* Start GIVEN RECORDS *
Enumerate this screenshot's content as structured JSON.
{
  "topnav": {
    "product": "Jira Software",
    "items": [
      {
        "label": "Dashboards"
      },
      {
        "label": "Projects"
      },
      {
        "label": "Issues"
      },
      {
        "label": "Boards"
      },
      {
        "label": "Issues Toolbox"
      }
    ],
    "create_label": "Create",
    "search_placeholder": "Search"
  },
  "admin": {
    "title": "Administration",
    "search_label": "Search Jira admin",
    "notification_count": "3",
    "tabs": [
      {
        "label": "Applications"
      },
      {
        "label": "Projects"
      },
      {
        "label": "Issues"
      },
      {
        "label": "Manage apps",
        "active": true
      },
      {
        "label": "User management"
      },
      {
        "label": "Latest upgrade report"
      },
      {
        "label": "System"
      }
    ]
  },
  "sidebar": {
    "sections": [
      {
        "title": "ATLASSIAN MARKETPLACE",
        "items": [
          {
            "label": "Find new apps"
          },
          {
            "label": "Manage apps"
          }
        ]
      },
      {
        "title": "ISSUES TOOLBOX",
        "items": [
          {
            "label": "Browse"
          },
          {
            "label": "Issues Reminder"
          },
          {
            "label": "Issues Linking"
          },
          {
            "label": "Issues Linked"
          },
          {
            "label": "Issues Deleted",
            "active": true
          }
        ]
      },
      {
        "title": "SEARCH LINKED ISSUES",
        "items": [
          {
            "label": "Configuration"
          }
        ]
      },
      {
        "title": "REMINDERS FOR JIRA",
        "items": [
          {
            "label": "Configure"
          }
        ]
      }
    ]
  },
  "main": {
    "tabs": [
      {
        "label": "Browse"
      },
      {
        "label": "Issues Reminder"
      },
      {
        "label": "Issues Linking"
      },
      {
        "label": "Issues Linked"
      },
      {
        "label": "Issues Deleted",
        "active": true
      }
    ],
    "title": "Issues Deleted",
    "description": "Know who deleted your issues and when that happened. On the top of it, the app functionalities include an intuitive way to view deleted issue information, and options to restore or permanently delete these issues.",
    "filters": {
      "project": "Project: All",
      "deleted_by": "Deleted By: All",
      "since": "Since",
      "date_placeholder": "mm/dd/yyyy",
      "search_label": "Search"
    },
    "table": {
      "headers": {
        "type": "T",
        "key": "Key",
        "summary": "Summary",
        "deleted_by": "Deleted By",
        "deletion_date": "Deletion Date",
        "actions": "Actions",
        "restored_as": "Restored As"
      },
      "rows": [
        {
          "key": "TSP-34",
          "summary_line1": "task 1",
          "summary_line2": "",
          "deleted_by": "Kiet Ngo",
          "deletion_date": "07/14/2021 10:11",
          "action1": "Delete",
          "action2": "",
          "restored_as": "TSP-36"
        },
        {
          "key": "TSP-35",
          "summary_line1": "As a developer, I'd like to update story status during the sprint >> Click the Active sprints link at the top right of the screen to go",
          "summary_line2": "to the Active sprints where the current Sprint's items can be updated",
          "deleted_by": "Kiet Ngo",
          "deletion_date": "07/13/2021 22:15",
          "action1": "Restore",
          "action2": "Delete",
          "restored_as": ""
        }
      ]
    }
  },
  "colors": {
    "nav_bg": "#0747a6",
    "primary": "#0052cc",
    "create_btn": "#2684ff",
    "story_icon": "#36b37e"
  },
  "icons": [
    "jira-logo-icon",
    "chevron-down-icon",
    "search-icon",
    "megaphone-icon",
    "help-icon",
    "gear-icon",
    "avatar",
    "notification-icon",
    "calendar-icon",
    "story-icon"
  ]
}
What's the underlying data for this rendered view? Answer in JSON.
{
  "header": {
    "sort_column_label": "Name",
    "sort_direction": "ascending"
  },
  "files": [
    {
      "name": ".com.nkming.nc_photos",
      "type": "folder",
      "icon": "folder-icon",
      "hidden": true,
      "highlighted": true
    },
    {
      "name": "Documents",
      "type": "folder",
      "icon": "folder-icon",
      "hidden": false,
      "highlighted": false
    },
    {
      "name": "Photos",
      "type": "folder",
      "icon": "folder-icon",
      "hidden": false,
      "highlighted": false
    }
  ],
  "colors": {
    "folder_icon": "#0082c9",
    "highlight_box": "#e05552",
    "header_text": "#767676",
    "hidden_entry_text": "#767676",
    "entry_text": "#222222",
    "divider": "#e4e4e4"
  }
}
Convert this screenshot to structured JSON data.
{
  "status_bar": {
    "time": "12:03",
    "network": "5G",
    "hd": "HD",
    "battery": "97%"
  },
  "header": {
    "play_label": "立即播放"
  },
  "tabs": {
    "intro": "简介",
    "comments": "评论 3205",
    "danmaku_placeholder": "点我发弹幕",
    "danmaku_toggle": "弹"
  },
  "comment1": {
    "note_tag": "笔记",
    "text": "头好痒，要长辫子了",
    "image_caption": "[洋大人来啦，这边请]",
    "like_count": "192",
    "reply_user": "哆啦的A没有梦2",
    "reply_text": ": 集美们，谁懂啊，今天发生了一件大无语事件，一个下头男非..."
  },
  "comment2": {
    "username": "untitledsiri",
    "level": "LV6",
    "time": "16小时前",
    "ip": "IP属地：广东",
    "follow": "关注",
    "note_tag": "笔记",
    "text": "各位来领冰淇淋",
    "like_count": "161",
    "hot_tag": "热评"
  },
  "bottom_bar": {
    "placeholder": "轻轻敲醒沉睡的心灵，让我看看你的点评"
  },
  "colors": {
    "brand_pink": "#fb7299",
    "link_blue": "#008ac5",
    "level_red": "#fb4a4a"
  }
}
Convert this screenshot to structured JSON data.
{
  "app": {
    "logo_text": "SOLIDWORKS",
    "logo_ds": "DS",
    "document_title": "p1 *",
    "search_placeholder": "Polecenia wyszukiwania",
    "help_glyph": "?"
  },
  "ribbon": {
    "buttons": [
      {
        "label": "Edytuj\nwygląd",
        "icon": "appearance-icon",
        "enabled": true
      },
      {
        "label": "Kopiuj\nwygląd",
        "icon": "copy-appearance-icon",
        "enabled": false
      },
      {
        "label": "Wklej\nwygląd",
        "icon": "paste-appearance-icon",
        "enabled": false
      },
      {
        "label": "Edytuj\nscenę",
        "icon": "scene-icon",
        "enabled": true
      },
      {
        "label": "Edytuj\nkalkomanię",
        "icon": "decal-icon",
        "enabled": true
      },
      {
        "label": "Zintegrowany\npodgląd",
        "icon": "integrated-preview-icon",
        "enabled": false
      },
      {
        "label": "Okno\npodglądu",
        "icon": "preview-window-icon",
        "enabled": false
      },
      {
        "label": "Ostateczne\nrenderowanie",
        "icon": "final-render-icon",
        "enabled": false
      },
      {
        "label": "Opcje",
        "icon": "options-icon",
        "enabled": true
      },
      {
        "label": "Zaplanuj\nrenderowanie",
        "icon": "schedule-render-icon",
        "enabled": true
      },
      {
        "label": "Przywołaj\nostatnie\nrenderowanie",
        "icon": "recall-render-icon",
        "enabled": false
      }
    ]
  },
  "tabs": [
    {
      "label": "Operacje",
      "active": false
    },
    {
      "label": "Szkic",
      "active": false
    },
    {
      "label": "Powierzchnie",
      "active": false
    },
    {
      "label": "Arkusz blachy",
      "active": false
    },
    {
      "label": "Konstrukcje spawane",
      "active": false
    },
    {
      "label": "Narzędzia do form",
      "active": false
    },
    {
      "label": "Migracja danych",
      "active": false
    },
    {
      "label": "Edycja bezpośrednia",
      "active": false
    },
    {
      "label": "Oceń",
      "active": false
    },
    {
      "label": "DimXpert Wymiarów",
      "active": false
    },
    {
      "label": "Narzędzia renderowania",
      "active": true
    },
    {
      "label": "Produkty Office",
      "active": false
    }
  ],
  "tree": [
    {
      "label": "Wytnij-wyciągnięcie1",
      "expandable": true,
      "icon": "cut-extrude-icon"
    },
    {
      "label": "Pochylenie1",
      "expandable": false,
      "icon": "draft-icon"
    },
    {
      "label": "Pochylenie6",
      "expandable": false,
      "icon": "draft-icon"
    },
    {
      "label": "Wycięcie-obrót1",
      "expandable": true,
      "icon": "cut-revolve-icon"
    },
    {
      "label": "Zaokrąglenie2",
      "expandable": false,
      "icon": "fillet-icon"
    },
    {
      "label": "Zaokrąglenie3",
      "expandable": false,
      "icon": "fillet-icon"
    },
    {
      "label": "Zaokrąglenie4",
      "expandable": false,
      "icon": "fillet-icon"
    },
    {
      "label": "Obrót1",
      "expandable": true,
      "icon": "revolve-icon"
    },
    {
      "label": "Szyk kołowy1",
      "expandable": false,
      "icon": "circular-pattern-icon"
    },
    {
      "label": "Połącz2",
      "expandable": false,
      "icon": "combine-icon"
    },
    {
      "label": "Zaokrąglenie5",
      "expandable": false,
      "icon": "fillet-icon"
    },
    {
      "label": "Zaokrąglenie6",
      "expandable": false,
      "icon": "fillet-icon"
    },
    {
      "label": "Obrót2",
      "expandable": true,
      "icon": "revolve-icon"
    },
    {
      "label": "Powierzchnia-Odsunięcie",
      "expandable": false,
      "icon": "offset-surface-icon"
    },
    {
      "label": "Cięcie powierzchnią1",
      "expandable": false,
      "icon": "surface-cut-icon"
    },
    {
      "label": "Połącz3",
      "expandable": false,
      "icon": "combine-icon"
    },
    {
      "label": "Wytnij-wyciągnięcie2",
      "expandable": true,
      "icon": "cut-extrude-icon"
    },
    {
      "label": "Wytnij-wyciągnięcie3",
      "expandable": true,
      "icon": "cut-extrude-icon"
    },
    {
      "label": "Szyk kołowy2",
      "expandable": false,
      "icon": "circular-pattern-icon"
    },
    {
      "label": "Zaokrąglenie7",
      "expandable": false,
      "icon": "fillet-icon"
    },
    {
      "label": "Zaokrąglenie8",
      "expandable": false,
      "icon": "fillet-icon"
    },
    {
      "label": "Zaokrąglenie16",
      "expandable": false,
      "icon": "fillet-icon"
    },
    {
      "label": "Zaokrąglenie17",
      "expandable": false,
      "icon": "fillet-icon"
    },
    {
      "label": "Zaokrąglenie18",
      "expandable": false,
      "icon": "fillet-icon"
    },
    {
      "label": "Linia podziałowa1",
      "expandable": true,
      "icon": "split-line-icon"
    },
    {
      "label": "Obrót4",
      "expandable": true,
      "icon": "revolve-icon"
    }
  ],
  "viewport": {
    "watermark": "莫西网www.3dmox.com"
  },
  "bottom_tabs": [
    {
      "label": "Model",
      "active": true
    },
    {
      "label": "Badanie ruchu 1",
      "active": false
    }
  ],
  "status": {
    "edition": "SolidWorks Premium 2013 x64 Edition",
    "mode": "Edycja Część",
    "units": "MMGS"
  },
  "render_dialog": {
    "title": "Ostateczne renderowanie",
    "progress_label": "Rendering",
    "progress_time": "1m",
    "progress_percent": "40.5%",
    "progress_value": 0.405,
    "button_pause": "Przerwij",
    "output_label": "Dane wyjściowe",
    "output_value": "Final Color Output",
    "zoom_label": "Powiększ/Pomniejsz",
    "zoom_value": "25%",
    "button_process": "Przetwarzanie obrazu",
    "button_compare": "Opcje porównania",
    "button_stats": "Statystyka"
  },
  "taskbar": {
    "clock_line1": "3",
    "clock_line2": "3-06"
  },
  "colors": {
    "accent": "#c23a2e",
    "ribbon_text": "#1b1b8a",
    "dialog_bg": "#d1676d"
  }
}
* End GIVEN RECORDS *
Reproduce each line of the material containing the word "sprints".

## ANSWER TO THIS EXERCISE
          "summary_line1": "As a developer, I'd like to update story status during the sprint >> Click the Active sprints link at the top right of the screen to go",
          "summary_line2": "to the Active sprints where the current Sprint's items can be updated",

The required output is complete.